▸ Set problem:
Pull every line with the word "приятий" out of the entries below.

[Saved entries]
::::::

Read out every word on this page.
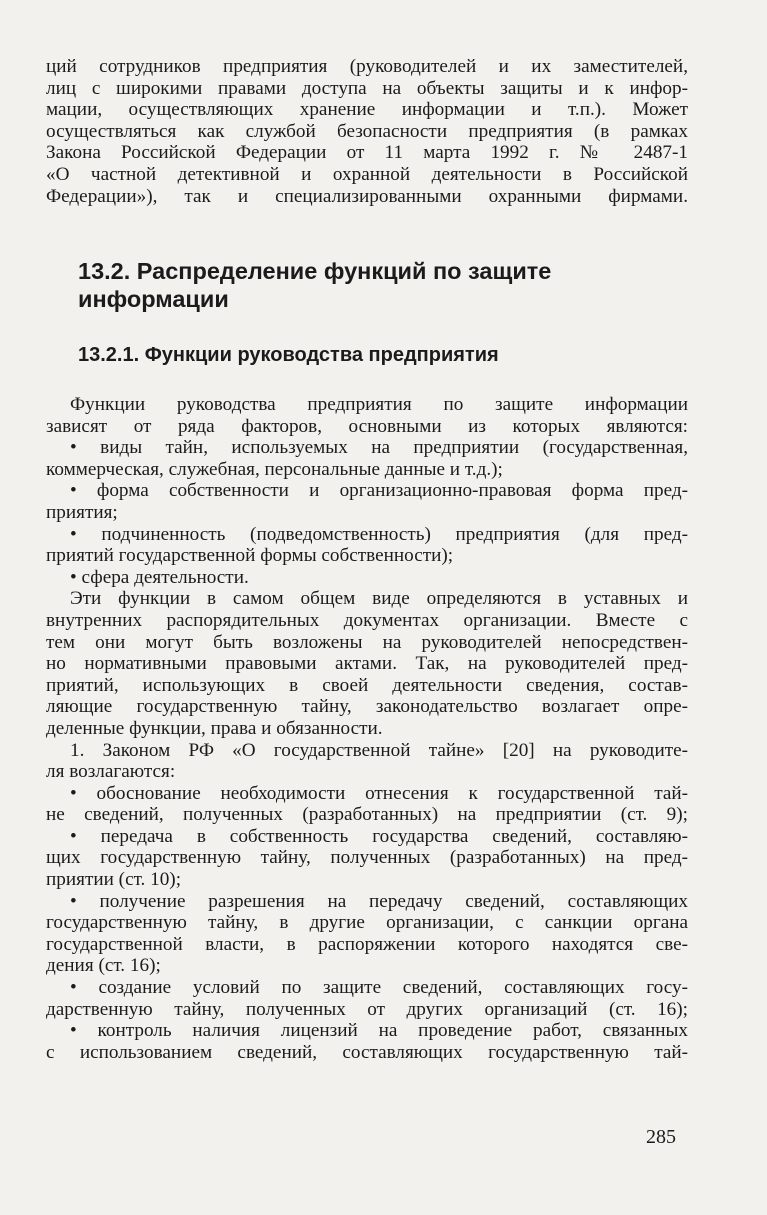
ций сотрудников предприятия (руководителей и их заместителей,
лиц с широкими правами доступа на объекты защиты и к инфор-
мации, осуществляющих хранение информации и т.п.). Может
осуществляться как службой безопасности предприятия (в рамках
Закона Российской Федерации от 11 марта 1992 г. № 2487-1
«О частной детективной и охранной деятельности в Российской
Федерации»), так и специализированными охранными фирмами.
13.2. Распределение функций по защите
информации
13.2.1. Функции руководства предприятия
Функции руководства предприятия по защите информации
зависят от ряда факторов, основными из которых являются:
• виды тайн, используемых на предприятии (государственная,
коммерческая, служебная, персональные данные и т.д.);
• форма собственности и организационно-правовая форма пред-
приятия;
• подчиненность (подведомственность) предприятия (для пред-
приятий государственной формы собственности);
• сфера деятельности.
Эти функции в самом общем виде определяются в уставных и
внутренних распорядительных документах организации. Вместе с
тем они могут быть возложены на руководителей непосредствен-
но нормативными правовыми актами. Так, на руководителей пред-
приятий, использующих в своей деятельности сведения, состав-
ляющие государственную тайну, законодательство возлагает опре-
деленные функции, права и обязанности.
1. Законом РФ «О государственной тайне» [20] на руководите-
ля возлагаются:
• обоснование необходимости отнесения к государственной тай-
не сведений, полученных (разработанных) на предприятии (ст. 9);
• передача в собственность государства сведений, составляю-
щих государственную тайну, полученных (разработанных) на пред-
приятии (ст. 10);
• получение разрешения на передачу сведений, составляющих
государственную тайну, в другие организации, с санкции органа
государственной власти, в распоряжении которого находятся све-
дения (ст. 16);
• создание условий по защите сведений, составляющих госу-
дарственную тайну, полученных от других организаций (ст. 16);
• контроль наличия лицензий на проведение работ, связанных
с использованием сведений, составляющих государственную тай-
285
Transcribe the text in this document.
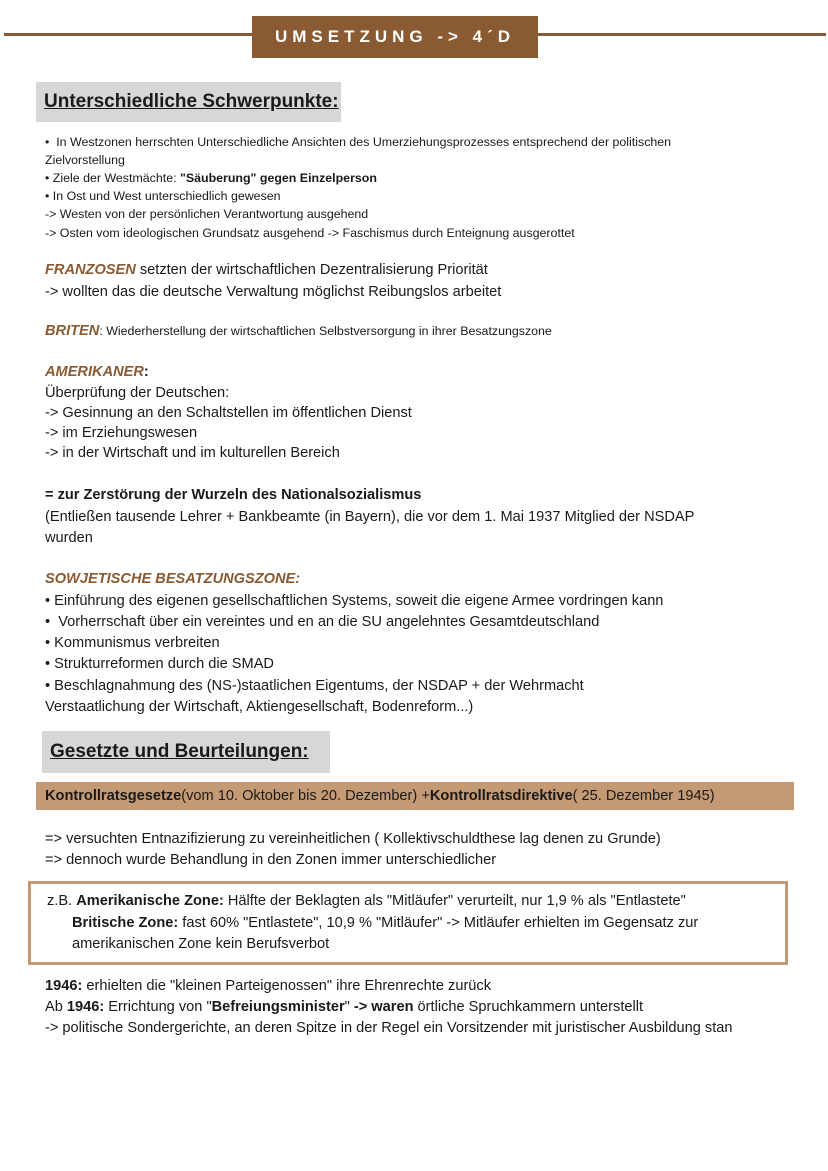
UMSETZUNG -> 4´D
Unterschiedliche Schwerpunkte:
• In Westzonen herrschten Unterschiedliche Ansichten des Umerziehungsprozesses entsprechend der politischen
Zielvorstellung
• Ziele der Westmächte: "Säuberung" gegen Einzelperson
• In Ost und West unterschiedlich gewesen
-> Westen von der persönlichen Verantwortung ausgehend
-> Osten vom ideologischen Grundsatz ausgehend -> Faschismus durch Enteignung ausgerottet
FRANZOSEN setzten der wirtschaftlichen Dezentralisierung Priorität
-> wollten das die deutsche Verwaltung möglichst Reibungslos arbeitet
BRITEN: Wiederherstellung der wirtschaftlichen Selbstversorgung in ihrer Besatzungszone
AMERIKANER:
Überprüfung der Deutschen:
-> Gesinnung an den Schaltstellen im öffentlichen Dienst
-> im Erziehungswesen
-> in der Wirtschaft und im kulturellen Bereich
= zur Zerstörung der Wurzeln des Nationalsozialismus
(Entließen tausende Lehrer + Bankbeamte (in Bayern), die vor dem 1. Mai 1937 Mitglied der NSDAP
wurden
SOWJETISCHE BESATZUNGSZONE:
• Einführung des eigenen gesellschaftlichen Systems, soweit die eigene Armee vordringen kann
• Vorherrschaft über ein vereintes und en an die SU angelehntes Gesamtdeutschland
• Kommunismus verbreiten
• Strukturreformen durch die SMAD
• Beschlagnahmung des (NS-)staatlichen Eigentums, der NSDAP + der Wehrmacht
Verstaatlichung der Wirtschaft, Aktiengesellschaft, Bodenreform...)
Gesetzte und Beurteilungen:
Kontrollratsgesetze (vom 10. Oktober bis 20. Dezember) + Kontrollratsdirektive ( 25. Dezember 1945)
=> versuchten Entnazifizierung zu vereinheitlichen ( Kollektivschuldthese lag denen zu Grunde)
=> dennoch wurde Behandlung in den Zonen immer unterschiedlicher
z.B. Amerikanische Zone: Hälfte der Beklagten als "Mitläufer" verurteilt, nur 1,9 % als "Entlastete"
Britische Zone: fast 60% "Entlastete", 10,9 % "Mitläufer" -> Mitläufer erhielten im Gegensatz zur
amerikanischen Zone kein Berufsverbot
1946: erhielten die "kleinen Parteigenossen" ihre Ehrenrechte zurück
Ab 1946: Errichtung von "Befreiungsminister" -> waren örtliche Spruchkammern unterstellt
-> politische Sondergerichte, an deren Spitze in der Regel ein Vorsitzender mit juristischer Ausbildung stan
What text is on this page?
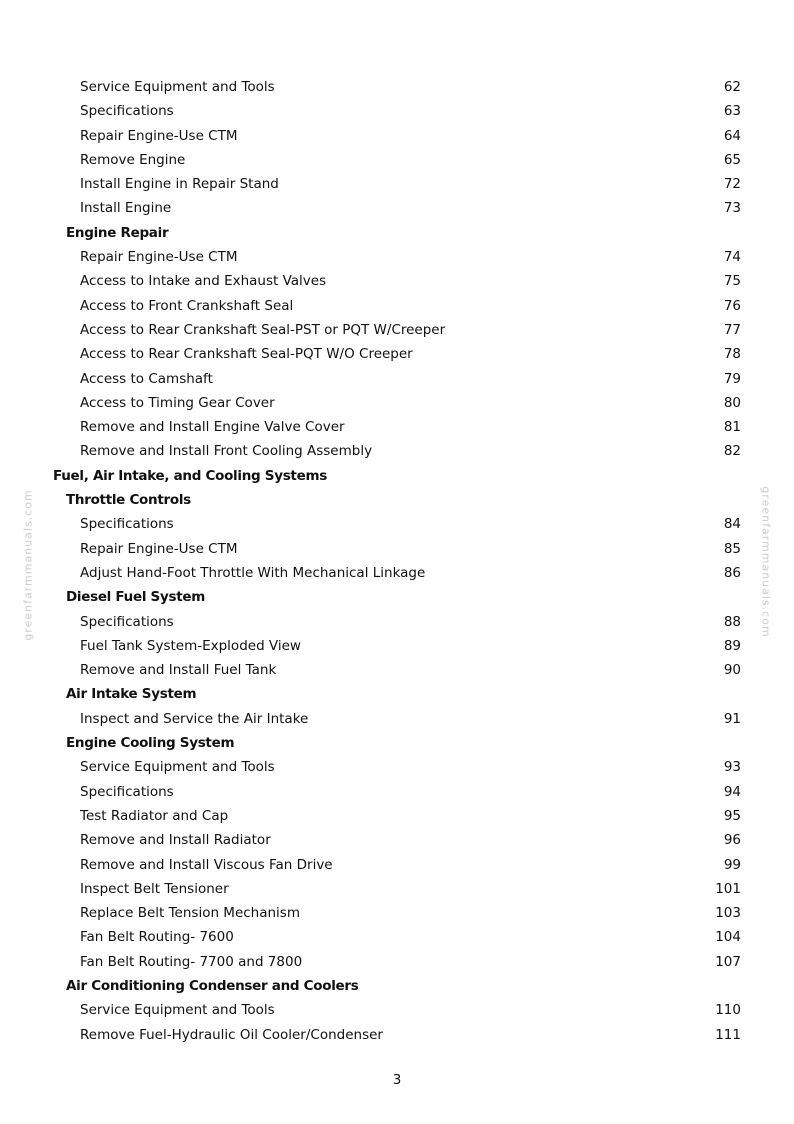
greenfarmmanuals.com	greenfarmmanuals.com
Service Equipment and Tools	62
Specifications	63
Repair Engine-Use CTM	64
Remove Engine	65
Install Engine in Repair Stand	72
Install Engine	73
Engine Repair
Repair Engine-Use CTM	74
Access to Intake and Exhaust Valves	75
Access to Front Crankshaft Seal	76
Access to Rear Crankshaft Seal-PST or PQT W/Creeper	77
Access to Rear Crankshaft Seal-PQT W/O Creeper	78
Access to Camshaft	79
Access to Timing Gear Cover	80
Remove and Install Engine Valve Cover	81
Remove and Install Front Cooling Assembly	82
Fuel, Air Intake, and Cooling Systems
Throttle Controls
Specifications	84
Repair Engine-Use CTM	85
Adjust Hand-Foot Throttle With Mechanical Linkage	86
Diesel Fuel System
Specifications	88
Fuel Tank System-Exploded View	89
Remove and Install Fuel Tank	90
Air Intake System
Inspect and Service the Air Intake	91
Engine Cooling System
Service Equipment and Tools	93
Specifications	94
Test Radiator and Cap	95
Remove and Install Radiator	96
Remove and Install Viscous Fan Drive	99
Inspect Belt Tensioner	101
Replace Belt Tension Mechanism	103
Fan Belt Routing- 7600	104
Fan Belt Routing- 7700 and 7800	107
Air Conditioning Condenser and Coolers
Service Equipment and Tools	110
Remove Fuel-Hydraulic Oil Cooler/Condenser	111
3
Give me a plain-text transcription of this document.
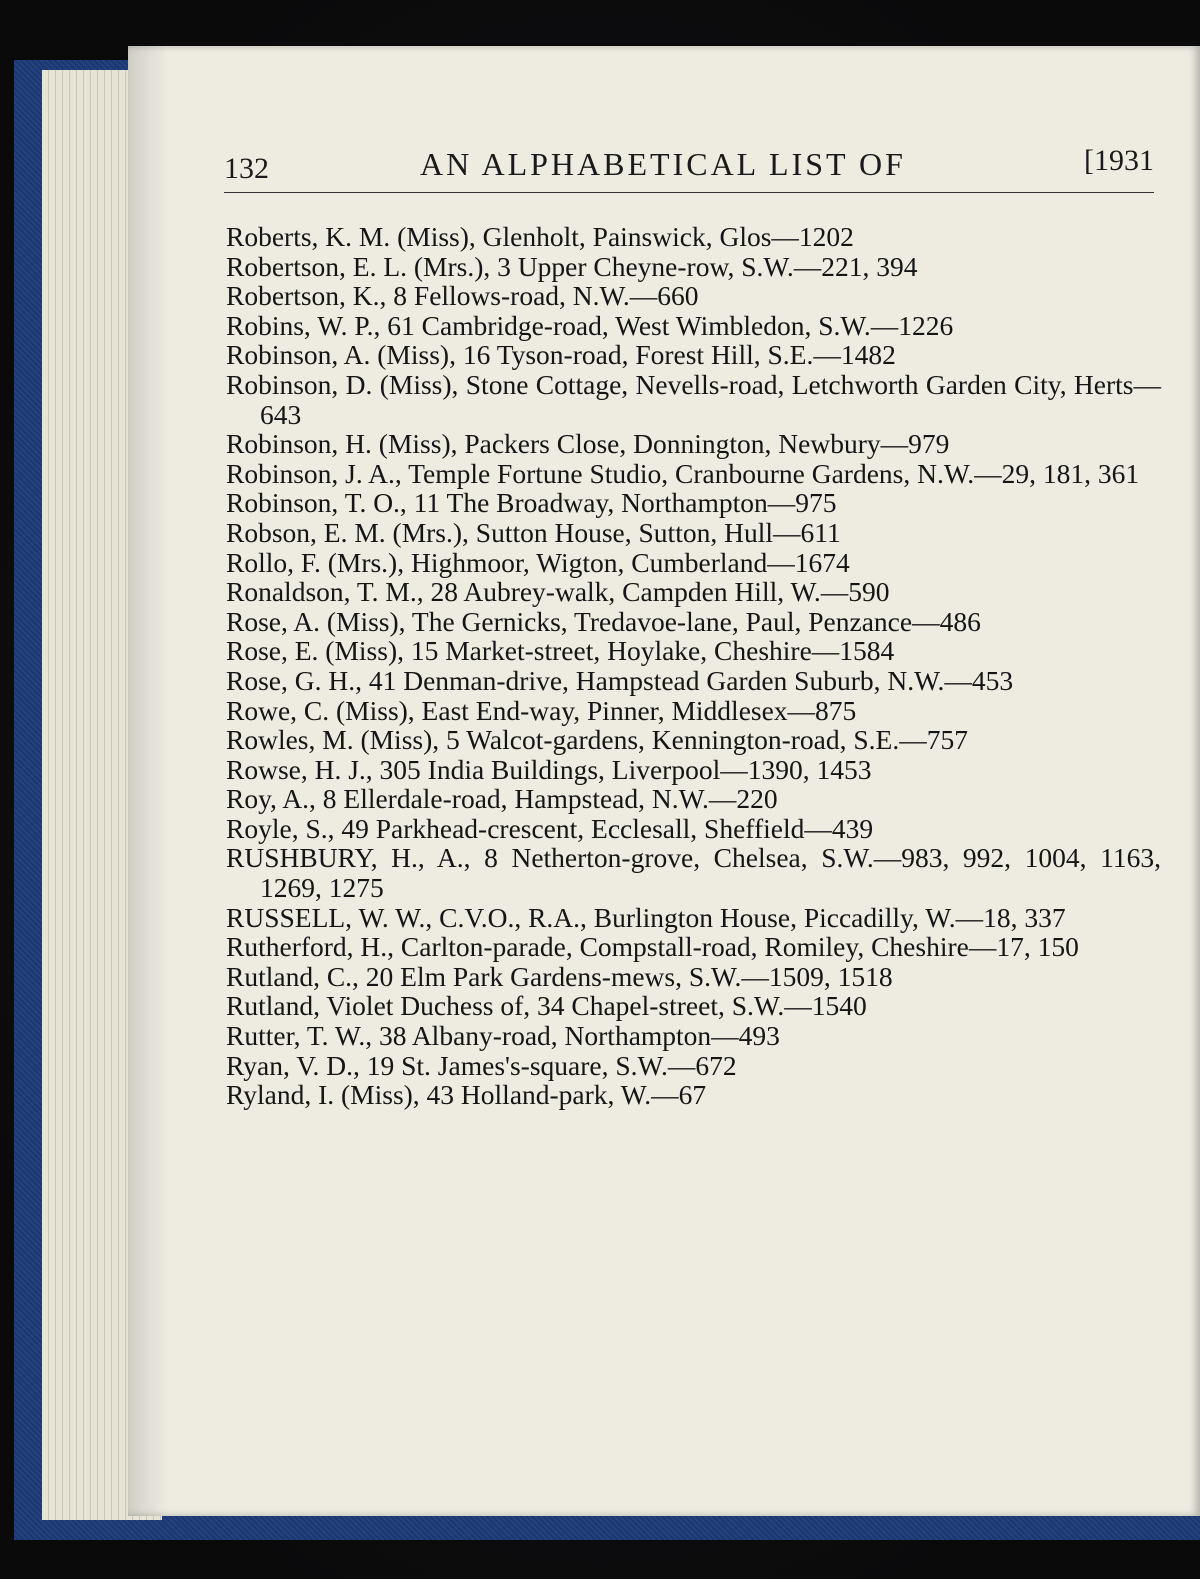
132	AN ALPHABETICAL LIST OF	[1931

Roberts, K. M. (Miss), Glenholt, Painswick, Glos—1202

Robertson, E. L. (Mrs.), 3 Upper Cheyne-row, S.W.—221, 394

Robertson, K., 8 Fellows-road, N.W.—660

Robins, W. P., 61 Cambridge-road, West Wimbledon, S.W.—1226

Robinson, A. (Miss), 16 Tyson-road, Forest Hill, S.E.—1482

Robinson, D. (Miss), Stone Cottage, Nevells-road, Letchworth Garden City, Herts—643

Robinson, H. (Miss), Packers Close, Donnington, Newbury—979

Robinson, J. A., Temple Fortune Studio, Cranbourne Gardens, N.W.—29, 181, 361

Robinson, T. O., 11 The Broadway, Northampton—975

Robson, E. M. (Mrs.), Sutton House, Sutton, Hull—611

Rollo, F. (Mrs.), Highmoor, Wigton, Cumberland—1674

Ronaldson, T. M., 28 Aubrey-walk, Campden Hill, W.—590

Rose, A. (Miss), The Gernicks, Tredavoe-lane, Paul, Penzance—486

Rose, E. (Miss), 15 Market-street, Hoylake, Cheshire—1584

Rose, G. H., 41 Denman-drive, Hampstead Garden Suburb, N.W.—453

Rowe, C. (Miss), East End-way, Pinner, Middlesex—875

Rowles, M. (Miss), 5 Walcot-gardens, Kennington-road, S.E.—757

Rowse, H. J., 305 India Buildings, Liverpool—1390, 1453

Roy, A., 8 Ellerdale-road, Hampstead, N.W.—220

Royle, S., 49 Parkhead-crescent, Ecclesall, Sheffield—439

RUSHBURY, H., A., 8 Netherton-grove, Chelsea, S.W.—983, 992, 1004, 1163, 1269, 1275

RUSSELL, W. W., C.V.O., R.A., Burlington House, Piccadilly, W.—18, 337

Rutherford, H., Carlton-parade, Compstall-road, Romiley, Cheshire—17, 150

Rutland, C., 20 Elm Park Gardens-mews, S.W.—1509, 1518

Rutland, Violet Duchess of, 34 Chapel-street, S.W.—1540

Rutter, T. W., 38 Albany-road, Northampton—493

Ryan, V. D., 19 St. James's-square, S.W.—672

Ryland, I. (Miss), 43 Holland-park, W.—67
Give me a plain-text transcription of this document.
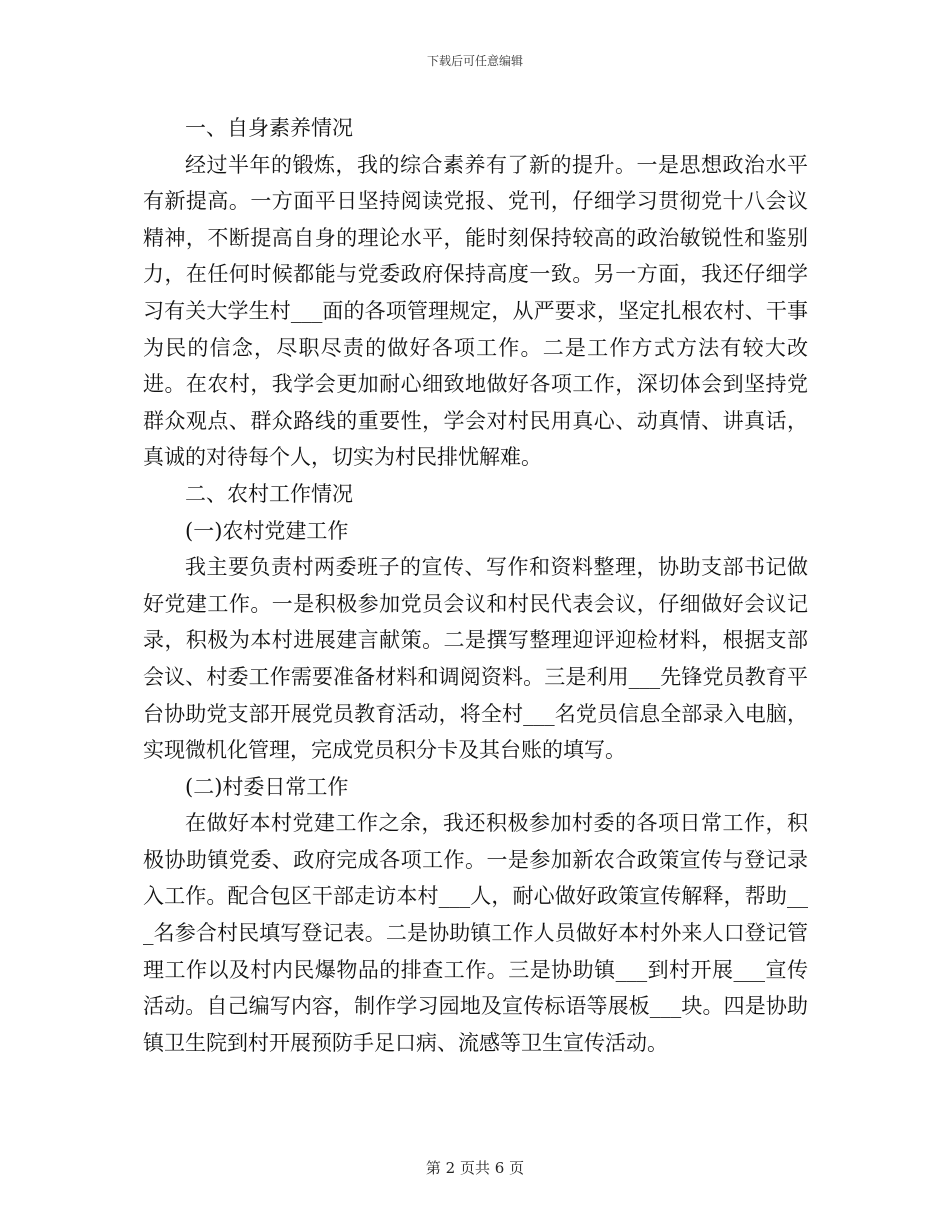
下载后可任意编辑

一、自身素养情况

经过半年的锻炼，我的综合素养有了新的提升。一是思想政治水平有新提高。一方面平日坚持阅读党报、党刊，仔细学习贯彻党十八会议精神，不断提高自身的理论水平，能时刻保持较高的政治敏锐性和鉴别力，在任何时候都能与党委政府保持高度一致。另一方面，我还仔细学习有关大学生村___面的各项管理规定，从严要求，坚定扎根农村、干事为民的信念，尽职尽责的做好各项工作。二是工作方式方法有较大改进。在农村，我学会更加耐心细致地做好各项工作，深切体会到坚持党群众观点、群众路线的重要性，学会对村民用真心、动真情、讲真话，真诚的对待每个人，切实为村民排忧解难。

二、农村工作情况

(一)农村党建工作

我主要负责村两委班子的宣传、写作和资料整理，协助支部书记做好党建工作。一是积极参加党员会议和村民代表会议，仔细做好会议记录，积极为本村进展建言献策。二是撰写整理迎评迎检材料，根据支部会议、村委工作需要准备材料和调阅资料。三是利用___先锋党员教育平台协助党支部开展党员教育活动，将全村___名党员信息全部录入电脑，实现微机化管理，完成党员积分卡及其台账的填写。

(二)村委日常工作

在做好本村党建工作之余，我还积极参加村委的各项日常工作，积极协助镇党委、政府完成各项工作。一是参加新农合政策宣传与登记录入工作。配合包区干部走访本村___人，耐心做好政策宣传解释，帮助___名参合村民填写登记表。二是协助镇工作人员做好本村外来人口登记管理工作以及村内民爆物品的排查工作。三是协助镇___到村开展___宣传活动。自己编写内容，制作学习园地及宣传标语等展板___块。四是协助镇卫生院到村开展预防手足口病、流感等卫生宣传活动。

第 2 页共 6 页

::::::

▸ Written response:
приятий государственной формы собственности);
приятий, использующих в своей деятельности сведения, состав-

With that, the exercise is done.